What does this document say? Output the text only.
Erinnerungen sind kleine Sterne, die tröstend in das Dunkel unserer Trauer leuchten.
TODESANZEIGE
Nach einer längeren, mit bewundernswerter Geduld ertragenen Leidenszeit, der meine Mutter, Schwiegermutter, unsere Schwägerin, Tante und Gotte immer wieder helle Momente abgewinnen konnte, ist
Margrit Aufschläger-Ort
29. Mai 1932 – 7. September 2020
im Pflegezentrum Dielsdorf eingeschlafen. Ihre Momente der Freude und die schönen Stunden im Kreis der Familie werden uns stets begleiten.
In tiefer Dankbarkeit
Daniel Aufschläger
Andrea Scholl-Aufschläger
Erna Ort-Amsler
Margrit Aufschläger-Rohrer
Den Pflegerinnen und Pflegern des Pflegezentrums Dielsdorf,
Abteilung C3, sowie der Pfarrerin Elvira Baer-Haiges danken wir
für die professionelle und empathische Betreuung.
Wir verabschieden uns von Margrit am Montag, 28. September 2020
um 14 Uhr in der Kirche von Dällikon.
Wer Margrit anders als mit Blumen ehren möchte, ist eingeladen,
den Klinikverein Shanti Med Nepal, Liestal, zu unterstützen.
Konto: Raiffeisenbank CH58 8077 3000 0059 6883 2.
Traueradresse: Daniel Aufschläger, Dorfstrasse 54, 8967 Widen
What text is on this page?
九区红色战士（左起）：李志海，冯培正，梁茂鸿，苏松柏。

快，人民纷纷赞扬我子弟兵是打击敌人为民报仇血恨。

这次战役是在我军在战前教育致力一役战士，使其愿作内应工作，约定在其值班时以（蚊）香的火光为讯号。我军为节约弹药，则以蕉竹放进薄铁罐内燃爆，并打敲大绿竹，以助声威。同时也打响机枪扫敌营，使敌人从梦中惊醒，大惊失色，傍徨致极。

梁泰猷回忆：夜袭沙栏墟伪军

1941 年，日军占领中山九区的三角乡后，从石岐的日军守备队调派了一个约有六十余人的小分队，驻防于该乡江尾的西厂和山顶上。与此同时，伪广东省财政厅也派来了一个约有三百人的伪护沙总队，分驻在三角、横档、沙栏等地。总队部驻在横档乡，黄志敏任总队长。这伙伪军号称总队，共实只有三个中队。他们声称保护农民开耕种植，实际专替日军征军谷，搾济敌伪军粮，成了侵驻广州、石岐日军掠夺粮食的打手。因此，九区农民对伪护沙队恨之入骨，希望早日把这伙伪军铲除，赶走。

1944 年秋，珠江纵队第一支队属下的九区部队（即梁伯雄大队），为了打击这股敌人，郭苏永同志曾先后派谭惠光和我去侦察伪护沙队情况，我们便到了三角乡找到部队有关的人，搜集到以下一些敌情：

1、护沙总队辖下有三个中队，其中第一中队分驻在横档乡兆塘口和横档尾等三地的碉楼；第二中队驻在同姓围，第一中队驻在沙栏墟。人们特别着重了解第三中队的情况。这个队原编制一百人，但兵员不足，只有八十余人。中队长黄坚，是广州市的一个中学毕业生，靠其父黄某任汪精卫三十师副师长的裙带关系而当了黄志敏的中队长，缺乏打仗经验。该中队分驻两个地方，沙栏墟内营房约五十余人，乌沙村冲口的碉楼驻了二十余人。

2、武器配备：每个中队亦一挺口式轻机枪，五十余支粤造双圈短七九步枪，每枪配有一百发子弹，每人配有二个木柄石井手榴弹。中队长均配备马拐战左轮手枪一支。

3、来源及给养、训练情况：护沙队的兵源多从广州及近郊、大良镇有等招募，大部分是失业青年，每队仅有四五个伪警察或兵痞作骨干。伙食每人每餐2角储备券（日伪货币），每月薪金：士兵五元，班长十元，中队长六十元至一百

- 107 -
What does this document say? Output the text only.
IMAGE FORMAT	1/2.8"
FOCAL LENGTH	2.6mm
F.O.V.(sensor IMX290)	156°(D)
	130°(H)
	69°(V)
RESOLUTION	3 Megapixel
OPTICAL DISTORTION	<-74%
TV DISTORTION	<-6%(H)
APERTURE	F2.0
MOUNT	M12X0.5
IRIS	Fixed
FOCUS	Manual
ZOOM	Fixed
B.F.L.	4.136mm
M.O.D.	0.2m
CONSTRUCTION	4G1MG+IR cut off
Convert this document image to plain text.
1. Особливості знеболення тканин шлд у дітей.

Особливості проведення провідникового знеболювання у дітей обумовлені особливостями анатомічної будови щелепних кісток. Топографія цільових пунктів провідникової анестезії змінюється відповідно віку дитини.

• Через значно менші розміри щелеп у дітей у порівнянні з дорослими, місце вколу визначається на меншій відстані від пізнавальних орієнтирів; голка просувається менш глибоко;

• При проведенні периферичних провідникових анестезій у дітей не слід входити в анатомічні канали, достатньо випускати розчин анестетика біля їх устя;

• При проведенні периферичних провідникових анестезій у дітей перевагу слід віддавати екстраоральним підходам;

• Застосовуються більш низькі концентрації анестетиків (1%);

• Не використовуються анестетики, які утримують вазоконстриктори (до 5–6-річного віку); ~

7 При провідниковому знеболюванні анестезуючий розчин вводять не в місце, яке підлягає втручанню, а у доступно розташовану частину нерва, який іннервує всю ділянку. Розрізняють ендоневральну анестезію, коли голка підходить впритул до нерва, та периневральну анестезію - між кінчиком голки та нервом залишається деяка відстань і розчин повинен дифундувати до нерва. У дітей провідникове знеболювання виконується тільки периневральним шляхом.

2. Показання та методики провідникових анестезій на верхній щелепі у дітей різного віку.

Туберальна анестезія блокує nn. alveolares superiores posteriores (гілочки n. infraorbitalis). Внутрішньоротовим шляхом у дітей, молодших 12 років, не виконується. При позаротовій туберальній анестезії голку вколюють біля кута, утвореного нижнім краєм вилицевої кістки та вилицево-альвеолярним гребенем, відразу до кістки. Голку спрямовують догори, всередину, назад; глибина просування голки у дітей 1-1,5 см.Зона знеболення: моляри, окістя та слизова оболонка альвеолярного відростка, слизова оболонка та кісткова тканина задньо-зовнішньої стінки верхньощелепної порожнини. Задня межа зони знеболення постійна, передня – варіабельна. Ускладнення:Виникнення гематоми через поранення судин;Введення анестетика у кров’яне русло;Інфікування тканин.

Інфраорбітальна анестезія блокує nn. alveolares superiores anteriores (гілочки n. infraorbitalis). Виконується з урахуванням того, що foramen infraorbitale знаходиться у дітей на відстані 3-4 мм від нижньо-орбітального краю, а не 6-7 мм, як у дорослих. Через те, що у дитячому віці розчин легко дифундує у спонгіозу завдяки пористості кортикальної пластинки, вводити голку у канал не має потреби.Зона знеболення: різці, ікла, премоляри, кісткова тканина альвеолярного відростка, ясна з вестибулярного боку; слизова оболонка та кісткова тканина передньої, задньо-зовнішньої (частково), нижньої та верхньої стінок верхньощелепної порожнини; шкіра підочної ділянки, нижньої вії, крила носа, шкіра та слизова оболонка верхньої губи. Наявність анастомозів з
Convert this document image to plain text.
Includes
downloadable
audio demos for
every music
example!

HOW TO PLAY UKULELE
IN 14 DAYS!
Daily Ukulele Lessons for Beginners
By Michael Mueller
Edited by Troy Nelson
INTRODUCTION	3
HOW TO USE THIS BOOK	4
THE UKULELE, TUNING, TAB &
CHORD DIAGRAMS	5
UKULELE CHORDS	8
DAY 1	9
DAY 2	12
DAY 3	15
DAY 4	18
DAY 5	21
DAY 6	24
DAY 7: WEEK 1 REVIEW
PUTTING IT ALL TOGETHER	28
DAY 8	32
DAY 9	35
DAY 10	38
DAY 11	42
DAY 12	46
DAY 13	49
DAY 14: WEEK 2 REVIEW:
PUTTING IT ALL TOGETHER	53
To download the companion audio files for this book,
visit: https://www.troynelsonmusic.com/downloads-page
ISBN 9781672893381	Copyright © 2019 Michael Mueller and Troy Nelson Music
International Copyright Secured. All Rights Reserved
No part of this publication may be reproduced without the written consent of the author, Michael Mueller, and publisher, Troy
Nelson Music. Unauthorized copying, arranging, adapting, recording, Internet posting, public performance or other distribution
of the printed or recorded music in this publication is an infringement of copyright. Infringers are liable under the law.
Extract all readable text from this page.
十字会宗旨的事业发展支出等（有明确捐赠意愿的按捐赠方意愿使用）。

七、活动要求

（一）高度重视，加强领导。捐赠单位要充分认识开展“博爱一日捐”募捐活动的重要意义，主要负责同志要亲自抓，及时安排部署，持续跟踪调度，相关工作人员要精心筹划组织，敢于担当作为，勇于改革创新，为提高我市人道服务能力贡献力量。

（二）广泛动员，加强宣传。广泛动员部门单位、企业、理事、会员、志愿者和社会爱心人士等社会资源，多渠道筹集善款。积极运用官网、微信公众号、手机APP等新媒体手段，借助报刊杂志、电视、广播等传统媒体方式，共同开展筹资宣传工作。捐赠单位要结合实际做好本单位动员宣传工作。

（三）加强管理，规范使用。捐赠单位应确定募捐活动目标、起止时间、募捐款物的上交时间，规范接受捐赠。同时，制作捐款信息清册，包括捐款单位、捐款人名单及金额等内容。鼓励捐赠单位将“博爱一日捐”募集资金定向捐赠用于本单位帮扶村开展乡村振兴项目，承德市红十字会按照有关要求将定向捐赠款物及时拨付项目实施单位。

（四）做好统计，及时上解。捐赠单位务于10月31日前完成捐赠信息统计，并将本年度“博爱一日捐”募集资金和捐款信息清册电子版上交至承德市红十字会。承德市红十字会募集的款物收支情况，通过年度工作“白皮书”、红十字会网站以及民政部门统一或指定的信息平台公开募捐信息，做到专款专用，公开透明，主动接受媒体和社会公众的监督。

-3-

************

§ PROBLEM
Copy all the lines above that hold the string "периферичних".

§ EXPECTED ANSWER
• При проведенні периферичних провідникових анестезій у дітей не слід входити в анатомічні канали, достатньо випускати розчин анестетика біля їх устя;
• При проведенні периферичних провідникових анестезій у дітей перевагу слід віддавати екстраоральним підходам;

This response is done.